== What you need to do ==
Take every line where the string "stacked" appears and copy it.
^^^^^^^^
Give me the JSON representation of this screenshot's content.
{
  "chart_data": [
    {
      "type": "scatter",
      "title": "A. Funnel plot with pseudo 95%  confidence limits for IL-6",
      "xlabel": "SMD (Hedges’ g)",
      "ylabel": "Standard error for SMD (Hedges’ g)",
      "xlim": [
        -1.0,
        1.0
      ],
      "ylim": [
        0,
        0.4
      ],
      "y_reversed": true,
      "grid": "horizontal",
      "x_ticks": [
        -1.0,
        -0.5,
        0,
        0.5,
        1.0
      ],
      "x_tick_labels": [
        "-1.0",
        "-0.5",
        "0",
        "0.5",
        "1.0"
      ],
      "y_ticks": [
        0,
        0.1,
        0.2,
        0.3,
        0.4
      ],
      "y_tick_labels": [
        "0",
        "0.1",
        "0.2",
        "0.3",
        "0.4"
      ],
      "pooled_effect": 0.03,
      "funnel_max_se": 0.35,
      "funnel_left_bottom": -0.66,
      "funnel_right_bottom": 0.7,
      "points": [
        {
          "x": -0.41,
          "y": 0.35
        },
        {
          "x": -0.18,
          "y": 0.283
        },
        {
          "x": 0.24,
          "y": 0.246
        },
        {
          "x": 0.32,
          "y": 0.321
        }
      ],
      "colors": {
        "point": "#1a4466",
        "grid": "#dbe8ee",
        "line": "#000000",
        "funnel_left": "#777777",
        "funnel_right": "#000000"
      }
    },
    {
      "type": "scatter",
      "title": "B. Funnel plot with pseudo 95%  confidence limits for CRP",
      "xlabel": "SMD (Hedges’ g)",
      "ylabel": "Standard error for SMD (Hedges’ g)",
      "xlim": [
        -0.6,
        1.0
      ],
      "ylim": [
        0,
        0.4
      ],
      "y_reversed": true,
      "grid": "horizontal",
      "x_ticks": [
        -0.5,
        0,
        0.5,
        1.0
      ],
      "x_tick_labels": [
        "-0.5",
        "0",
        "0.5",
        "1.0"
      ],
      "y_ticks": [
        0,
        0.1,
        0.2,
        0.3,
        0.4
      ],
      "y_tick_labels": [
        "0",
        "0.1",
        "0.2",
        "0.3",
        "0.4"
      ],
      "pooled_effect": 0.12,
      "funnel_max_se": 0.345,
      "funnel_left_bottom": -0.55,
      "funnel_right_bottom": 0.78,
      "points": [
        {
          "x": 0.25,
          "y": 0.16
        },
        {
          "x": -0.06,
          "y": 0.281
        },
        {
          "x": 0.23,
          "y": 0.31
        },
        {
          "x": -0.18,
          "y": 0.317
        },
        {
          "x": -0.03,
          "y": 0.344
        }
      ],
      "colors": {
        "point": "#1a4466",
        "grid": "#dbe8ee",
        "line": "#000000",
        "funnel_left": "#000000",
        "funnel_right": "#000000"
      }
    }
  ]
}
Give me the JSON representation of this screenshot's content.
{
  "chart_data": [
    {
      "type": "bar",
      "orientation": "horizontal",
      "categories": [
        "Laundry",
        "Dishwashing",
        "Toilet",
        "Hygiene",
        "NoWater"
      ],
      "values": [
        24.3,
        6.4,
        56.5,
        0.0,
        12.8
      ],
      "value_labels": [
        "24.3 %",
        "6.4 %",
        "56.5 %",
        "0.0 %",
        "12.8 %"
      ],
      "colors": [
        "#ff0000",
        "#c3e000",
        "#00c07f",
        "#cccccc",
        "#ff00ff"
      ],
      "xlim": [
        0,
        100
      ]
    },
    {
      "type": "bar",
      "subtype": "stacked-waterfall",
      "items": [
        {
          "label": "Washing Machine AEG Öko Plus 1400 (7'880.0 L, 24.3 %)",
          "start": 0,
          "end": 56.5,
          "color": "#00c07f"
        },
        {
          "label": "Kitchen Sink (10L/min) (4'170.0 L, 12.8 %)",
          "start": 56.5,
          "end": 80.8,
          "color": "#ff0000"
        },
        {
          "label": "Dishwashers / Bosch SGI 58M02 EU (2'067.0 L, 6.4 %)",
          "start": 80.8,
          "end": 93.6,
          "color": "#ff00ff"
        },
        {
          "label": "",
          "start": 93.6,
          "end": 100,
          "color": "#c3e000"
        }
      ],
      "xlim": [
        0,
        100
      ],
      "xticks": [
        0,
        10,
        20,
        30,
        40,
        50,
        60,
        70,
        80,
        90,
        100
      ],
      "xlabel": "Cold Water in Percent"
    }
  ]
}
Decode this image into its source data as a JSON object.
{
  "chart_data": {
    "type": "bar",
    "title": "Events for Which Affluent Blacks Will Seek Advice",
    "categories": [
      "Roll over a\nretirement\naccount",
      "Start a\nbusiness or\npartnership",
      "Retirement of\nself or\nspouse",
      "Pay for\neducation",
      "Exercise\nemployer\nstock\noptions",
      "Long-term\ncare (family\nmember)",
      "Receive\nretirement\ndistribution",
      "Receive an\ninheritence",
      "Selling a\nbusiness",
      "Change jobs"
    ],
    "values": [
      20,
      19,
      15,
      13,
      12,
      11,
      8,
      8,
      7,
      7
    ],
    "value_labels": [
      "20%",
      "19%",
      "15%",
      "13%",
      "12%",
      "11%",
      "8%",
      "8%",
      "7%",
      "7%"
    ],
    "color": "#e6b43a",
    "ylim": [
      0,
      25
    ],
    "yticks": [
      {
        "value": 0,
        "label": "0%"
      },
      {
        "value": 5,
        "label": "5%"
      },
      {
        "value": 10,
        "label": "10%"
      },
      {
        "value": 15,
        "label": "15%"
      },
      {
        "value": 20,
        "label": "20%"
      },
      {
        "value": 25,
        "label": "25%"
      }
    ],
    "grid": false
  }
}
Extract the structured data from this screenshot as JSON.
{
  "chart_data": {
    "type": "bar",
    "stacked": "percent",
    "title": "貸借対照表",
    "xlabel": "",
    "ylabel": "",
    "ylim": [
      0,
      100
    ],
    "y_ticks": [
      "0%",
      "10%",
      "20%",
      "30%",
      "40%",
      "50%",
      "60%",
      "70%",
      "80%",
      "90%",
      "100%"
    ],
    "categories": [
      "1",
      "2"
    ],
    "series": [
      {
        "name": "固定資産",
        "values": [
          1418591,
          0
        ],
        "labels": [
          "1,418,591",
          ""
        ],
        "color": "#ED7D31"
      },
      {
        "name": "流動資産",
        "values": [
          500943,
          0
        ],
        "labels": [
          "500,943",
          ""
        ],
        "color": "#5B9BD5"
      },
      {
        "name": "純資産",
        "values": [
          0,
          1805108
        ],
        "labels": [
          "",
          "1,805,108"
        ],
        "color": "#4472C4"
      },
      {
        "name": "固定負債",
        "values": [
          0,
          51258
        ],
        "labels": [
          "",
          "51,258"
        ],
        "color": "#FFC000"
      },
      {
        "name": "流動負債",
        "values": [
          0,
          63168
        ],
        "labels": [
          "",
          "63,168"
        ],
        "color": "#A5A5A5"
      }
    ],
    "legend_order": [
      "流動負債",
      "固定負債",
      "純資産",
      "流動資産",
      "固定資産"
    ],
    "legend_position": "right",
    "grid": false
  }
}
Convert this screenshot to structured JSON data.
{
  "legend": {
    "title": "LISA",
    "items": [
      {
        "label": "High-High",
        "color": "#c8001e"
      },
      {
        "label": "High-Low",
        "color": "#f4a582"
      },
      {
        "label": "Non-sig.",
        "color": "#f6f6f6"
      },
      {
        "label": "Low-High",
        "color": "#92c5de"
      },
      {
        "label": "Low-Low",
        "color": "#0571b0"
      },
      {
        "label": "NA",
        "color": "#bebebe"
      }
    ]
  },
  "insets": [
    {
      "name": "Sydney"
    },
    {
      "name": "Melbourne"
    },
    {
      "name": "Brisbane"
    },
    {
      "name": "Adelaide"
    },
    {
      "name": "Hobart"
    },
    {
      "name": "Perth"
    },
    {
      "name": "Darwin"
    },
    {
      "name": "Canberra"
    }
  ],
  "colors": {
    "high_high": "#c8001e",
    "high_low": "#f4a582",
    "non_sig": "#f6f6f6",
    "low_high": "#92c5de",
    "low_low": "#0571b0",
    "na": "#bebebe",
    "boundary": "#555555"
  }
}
^^^^^^^^
== Task solution ==
      "subtype": "stacked-waterfall",
    "stacked": "percent",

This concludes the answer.